● **To do**: Copy every entry word for word, but skip the pictures.

● **Available records**:
•••

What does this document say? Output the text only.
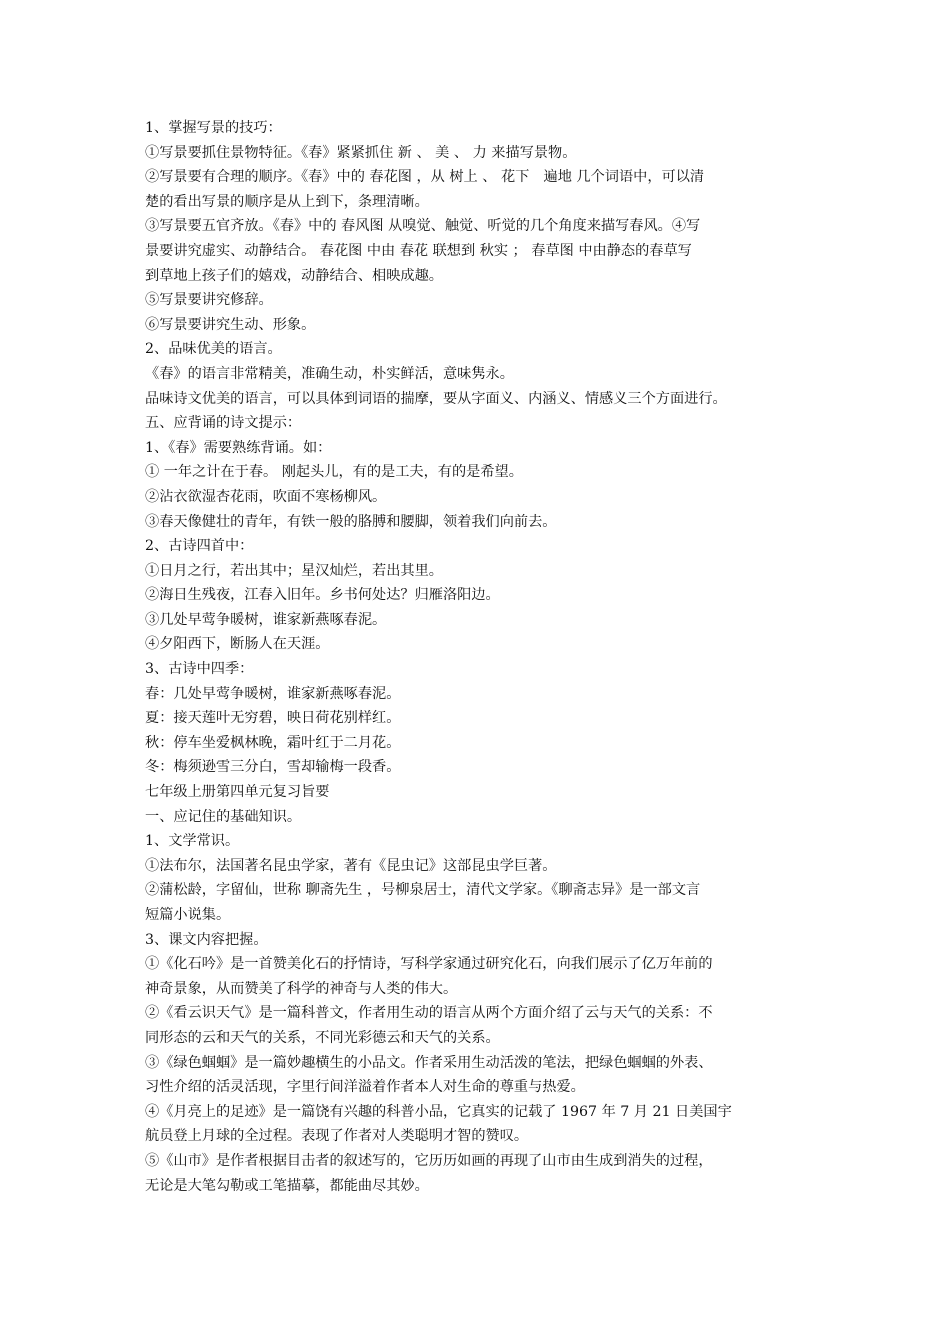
1、掌握写景的技巧：
①写景要抓住景物特征。《春》紧紧抓住 新 、 美 、 力 来描写景物。
②写景要有合理的顺序。《春》中的 春花图 ，从 树上 、 花下　遍地 几个词语中，可以清
楚的看出写景的顺序是从上到下，条理清晰。
③写景要五官齐放。《春》中的 春风图 从嗅觉、触觉、听觉的几个角度来描写春风。④写
景要讲究虚实、动静结合。 春花图 中由 春花 联想到 秋实 ； 春草图 中由静态的春草写
到草地上孩子们的嬉戏，动静结合、相映成趣。
⑤写景要讲究修辞。
⑥写景要讲究生动、形象。
2、品味优美的语言。
《春》的语言非常精美，准确生动，朴实鲜活，意味隽永。
品味诗文优美的语言，可以具体到词语的揣摩，要从字面义、内涵义、情感义三个方面进行。
五、应背诵的诗文提示：
1、《春》需要熟练背诵。如：
① 一年之计在于春。 刚起头儿，有的是工夫，有的是希望。
②沾衣欲湿杏花雨，吹面不寒杨柳风。
③春天像健壮的青年，有铁一般的胳膊和腰脚，领着我们向前去。
2、古诗四首中：
①日月之行，若出其中；星汉灿烂，若出其里。
②海日生残夜，江春入旧年。乡书何处达？归雁洛阳边。
③几处早莺争暖树，谁家新燕啄春泥。
④夕阳西下，断肠人在天涯。
3、古诗中四季：
春：几处早莺争暖树，谁家新燕啄春泥。
夏：接天莲叶无穷碧，映日荷花别样红。
秋：停车坐爱枫林晚，霜叶红于二月花。
冬：梅须逊雪三分白，雪却输梅一段香。
七年级上册第四单元复习旨要
一、应记住的基础知识。
1、文学常识。
①法布尔，法国著名昆虫学家，著有《昆虫记》这部昆虫学巨著。
②蒲松龄，字留仙，世称 聊斋先生 ，号柳泉居士，清代文学家。《聊斋志异》是一部文言
短篇小说集。
3、课文内容把握。
①《化石吟》是一首赞美化石的抒情诗，写科学家通过研究化石，向我们展示了亿万年前的
神奇景象，从而赞美了科学的神奇与人类的伟大。
②《看云识天气》是一篇科普文，作者用生动的语言从两个方面介绍了云与天气的关系：不
同形态的云和天气的关系，不同光彩德云和天气的关系。
③《绿色蝈蝈》是一篇妙趣横生的小品文。作者采用生动活泼的笔法，把绿色蝈蝈的外表、
习性介绍的活灵活现，字里行间洋溢着作者本人对生命的尊重与热爱。
④《月亮上的足迹》是一篇饶有兴趣的科普小品，它真实的记载了 1967 年 7 月 21 日美国宇
航员登上月球的全过程。表现了作者对人类聪明才智的赞叹。
⑤《山市》是作者根据目击者的叙述写的，它历历如画的再现了山市由生成到消失的过程，
无论是大笔勾勒或工笔描摹，都能曲尽其妙。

•••

● **Correct output**:
What does this document say? Output the text only.
1、掌握写景的技巧：
①写景要抓住景物特征。《春》紧紧抓住 新 、 美 、 力 来描写景物。
②写景要有合理的顺序。《春》中的 春花图 ，从 树上 、 花下　遍地 几个词语中，可以清
楚的看出写景的顺序是从上到下，条理清晰。
③写景要五官齐放。《春》中的 春风图 从嗅觉、触觉、听觉的几个角度来描写春风。④写
景要讲究虚实、动静结合。 春花图 中由 春花 联想到 秋实 ； 春草图 中由静态的春草写
到草地上孩子们的嬉戏，动静结合、相映成趣。
⑤写景要讲究修辞。
⑥写景要讲究生动、形象。
2、品味优美的语言。
《春》的语言非常精美，准确生动，朴实鲜活，意味隽永。
品味诗文优美的语言，可以具体到词语的揣摩，要从字面义、内涵义、情感义三个方面进行。
五、应背诵的诗文提示：
1、《春》需要熟练背诵。如：
① 一年之计在于春。 刚起头儿，有的是工夫，有的是希望。
②沾衣欲湿杏花雨，吹面不寒杨柳风。
③春天像健壮的青年，有铁一般的胳膊和腰脚，领着我们向前去。
2、古诗四首中：
①日月之行，若出其中；星汉灿烂，若出其里。
②海日生残夜，江春入旧年。乡书何处达？归雁洛阳边。
③几处早莺争暖树，谁家新燕啄春泥。
④夕阳西下，断肠人在天涯。
3、古诗中四季：
春：几处早莺争暖树，谁家新燕啄春泥。
夏：接天莲叶无穷碧，映日荷花别样红。
秋：停车坐爱枫林晚，霜叶红于二月花。
冬：梅须逊雪三分白，雪却输梅一段香。
七年级上册第四单元复习旨要
一、应记住的基础知识。
1、文学常识。
①法布尔，法国著名昆虫学家，著有《昆虫记》这部昆虫学巨著。
②蒲松龄，字留仙，世称 聊斋先生 ，号柳泉居士，清代文学家。《聊斋志异》是一部文言
短篇小说集。
3、课文内容把握。
①《化石吟》是一首赞美化石的抒情诗，写科学家通过研究化石，向我们展示了亿万年前的
神奇景象，从而赞美了科学的神奇与人类的伟大。
②《看云识天气》是一篇科普文，作者用生动的语言从两个方面介绍了云与天气的关系：不
同形态的云和天气的关系，不同光彩德云和天气的关系。
③《绿色蝈蝈》是一篇妙趣横生的小品文。作者采用生动活泼的笔法，把绿色蝈蝈的外表、
习性介绍的活灵活现，字里行间洋溢着作者本人对生命的尊重与热爱。
④《月亮上的足迹》是一篇饶有兴趣的科普小品，它真实的记载了 1967 年 7 月 21 日美国宇
航员登上月球的全过程。表现了作者对人类聪明才智的赞叹。
⑤《山市》是作者根据目击者的叙述写的，它历历如画的再现了山市由生成到消失的过程，
无论是大笔勾勒或工笔描摹，都能曲尽其妙。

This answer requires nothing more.